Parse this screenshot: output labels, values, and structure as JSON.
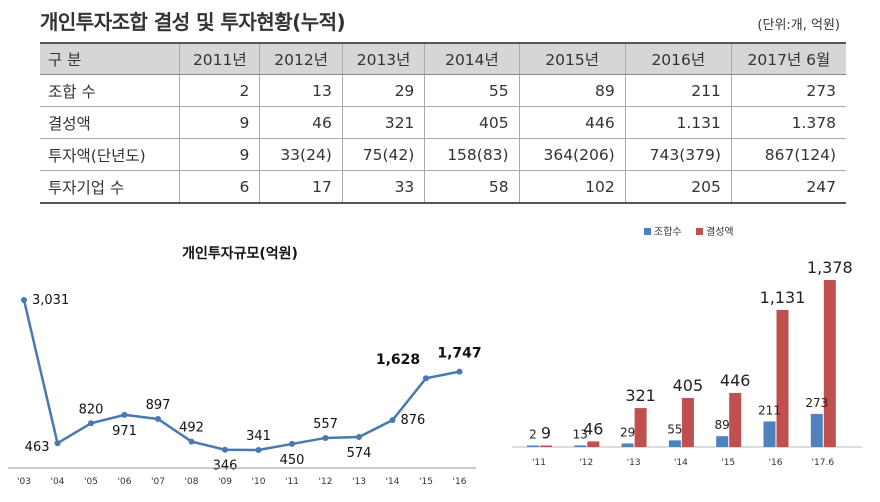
{
  "header": {
    "title": "개인투자조합 결성 및 투자현황(누적)",
    "unit": "(단위:개, 억원)"
  },
  "table": {
    "columns": [
      "구 분",
      "2011년",
      "2012년",
      "2013년",
      "2014년",
      "2015년",
      "2016년",
      "2017년 6월"
    ],
    "rows": [
      [
        "조합 수",
        "2",
        "13",
        "29",
        "55",
        "89",
        "211",
        "273"
      ],
      [
        "결성액",
        "9",
        "46",
        "321",
        "405",
        "446",
        "1.131",
        "1.378"
      ],
      [
        "투자액(단년도)",
        "9",
        "33(24)",
        "75(42)",
        "158(83)",
        "364(206)",
        "743(379)",
        "867(124)"
      ],
      [
        "투자기업 수",
        "6",
        "17",
        "33",
        "58",
        "102",
        "205",
        "247"
      ]
    ]
  },
  "chart_data": [
    {
      "type": "line",
      "title": "개인투자규모(억원)",
      "x": [
        "'03",
        "'04",
        "'05",
        "'06",
        "'07",
        "'08",
        "'09",
        "'10",
        "'11",
        "'12",
        "'13",
        "'14",
        "'15",
        "'16"
      ],
      "series": [
        {
          "values": [
            3031,
            463,
            820,
            971,
            897,
            492,
            346,
            341,
            450,
            557,
            574,
            876,
            1628,
            1747
          ],
          "labels": [
            "3,031",
            "463",
            "820",
            "971",
            "897",
            "492",
            "346",
            "341",
            "450",
            "557",
            "574",
            "876",
            "1,628",
            "1,747"
          ]
        }
      ],
      "bold_labels": [
        12,
        13
      ],
      "color": "#4a78b0",
      "legend": "none"
    },
    {
      "type": "bar",
      "categories": [
        "'11",
        "'12",
        "'13",
        "'14",
        "'15",
        "'16",
        "'17.6"
      ],
      "series": [
        {
          "name": "조합수",
          "values": [
            2,
            13,
            29,
            55,
            89,
            211,
            273
          ],
          "labels": [
            "2",
            "13",
            "29",
            "55",
            "89",
            "211",
            "273"
          ],
          "color": "#4f81bd"
        },
        {
          "name": "결성액",
          "values": [
            9,
            46,
            321,
            405,
            446,
            1131,
            1378
          ],
          "labels": [
            "9",
            "46",
            "321",
            "405",
            "446",
            "1,131",
            "1,378"
          ],
          "color": "#c0504d"
        }
      ],
      "legend": "top"
    }
  ]
}
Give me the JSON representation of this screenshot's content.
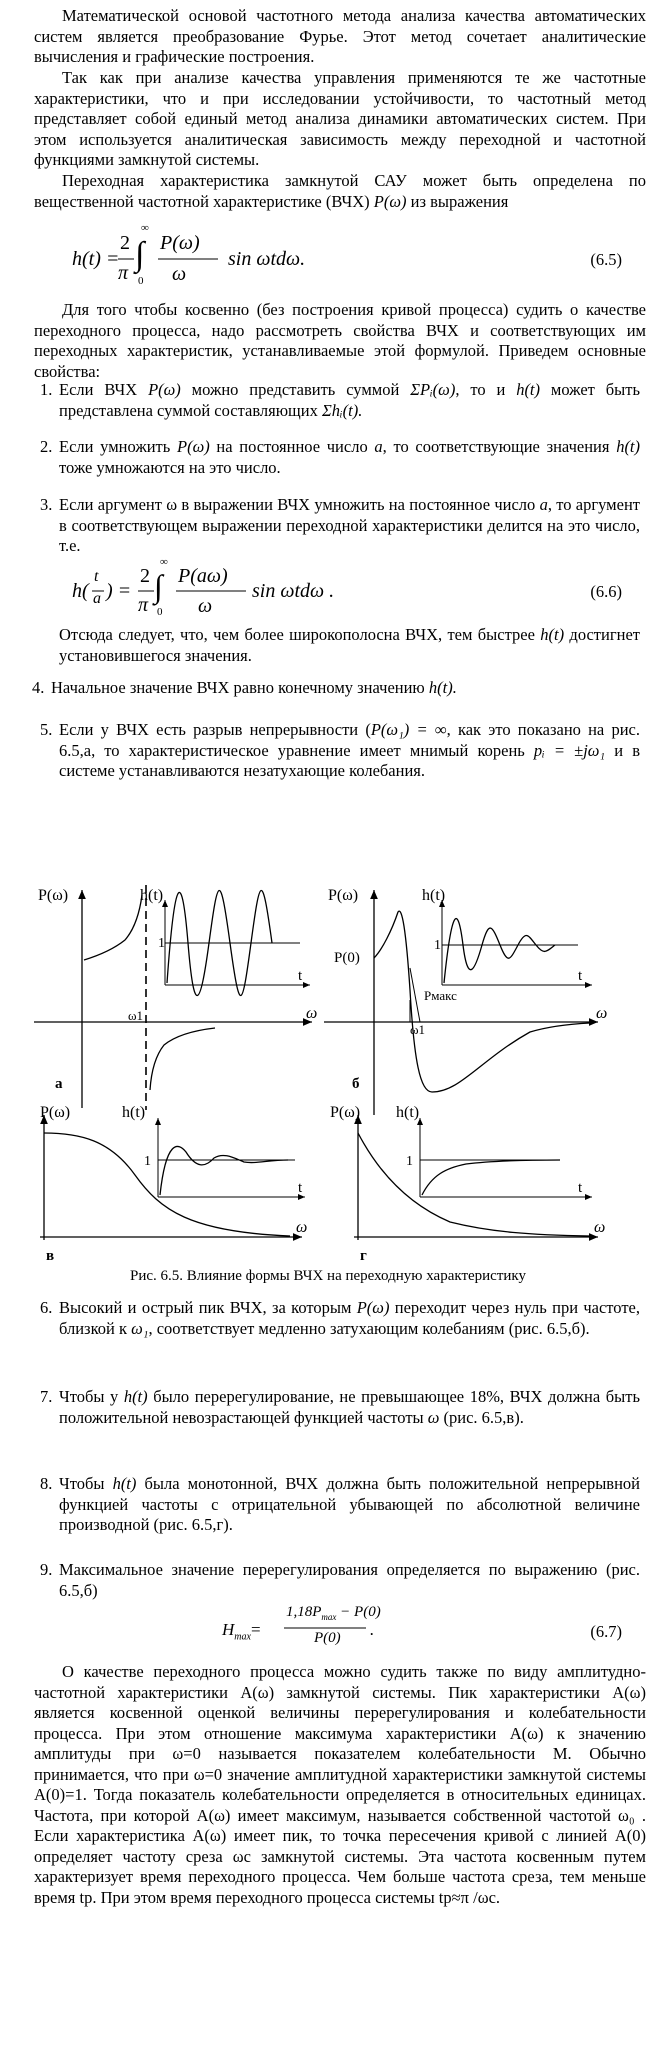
{
  "intro": {
    "p1": "Математической основой частотного метода анализа качества автоматических систем является преобразование Фурье. Этот метод сочетает аналитические вычисления и графические построения.",
    "p2": "Так как при анализе качества управления применяются те же частотные характеристики, что и при исследовании устойчивости, то частотный метод представляет собой единый метод анализа динамики автоматических систем. При этом используется аналитическая зависимость между переходной и частотной функциями замкнутой системы.",
    "p3_a": "Переходная характеристика замкнутой САУ может быть определена по вещественной частотной характеристике (ВЧХ) ",
    "p3_b": "P(ω)",
    "p3_c": " из выражения"
  },
  "eq65": {
    "lhs": "h(t) =",
    "coef_num": "2",
    "coef_den": "π",
    "int_top": "∞",
    "int_bot": "0",
    "frac_num": "P(ω)",
    "frac_den": "ω",
    "tail": "sin ωtdω.",
    "number": "(6.5)"
  },
  "p4": "Для того чтобы косвенно (без построения кривой процесса) судить о качестве переходного процесса, надо рассмотреть свойства ВЧХ и соответствующих им переходных характеристик, устанавливаемые этой формулой. Приведем основные свойства:",
  "items": [
    {
      "n": "1.",
      "a": "Если ВЧХ ",
      "b": "P(ω)",
      "c": " можно представить суммой ",
      "d": "ΣPᵢ(ω)",
      "e": ", то и ",
      "f": "h(t)",
      "g": " может быть представлена суммой составляющих ",
      "h": "Σhᵢ(t)."
    },
    {
      "n": "2.",
      "a": "Если умножить ",
      "b": "P(ω)",
      "c": " на постоянное число ",
      "d": "a",
      "e": ", то соответствующие значения ",
      "f": "h(t)",
      "g": " тоже умножаются на это число."
    },
    {
      "n": "3.",
      "a": "Если аргумент ω в выражении ВЧХ умножить на постоянное число ",
      "b": "a",
      "c": ", то аргумент в соответствующем выражении переходной характеристики делится на это число, т.е."
    },
    {
      "n": "4.",
      "a": "Начальное значение ВЧХ равно конечному значению ",
      "b": "h(t)."
    },
    {
      "n": "5.",
      "a": "Если у ВЧХ есть разрыв непрерывности (",
      "b": "P(ω₁) = ∞",
      "c": ", как это показано на рис. 6.5,а, то характеристическое уравнение имеет мнимый корень ",
      "d": "pᵢ = ±jω₁",
      "e": " и в системе устанавливаются незатухающие колебания."
    }
  ],
  "eq66": {
    "lhs": "h(",
    "t": "t",
    "a": "a",
    "rp": ") =",
    "coef_num": "2",
    "coef_den": "π",
    "int_top": "∞",
    "int_bot": "0",
    "frac_num": "P(aω)",
    "frac_den": "ω",
    "tail": "sin ωtdω .",
    "number": "(6.6)"
  },
  "item3_after": {
    "a": "Отсюда следует, что, чем более широкополосна ВЧХ, тем быстрее ",
    "b": "h(t)",
    "c": " достигнет установившегося значения."
  },
  "figure": {
    "a": {
      "p": "P(ω)",
      "h": "h(t)",
      "one": "1",
      "t": "t",
      "w": "ω",
      "w1": "ω1",
      "tag": "а"
    },
    "b": {
      "p": "P(ω)",
      "h": "h(t)",
      "p0": "P(0)",
      "one": "1",
      "t": "t",
      "w": "ω",
      "w1": "ω1",
      "pmax": "Pмакс",
      "tag": "б"
    },
    "c": {
      "p": "P(ω)",
      "h": "h(t)",
      "one": "1",
      "t": "t",
      "w": "ω",
      "tag": "в"
    },
    "d": {
      "p": "P(ω)",
      "h": "h(t)",
      "one": "1",
      "t": "t",
      "w": "ω",
      "tag": "г"
    },
    "caption": "Рис. 6.5. Влияние формы ВЧХ на переходную характеристику"
  },
  "items2": [
    {
      "n": "6.",
      "a": "Высокий и острый пик ВЧХ, за которым ",
      "b": "P(ω)",
      "c": " переходит через нуль при частоте, близкой к ",
      "d": "ω₁",
      "e": ", соответствует медленно затухающим колебаниям (рис. 6.5,б)."
    },
    {
      "n": "7.",
      "a": "Чтобы у ",
      "b": "h(t)",
      "c": " было перерегулирование, не превышающее 18%, ВЧХ должна быть положительной невозрастающей функцией частоты ",
      "d": "ω",
      "e": " (рис. 6.5,в)."
    },
    {
      "n": "8.",
      "a": "Чтобы ",
      "b": "h(t)",
      "c": " была монотонной, ВЧХ должна быть положительной непрерывной функцией частоты с отрицательной убывающей по абсолютной величине производной (рис. 6.5,г)."
    },
    {
      "n": "9.",
      "a": "Максимальное значение перерегулирования определяется по выражению (рис. 6.5,б)"
    }
  ],
  "eq67": {
    "lhs": "H",
    "lhs_sub": "max",
    "eq": "=",
    "num": "1,18P",
    "num_sub": "max",
    "num_tail": " − P(0)",
    "den": "P(0)",
    "dot": ".",
    "number": "(6.7)"
  },
  "final": "О качестве переходного процесса можно судить также по виду амплитудно-частотной характеристики A(ω) замкнутой системы. Пик характеристики A(ω) является косвенной оценкой величины перерегулирования и колебательности процесса. При этом отношение максимума характеристики A(ω) к значению амплитуды при ω=0 называется показателем колебательности M. Обычно принимается, что при ω=0 значение амплитудной характеристики замкнутой системы A(0)=1. Тогда показатель колебательности определяется в относительных единицах. Частота, при которой A(ω) имеет максимум, называется собственной частотой ω₀ . Если характеристика A(ω) имеет пик, то точка пересечения кривой с линией A(0) определяет частоту среза ωc замкнутой системы. Эта частота косвенным путем характеризует время переходного процесса. Чем больше частота среза, тем меньше время tp. При этом время переходного процесса системы tp≈π /ωc."
}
■ ■ ■ ■ ■
◆ To be done
Read the data above and pull out each line that holds the string "JSON".

◆ Output
Parse this screenshot: output labels, values, and structure as JSON.
Give me the JSON representation of this screenshot's content.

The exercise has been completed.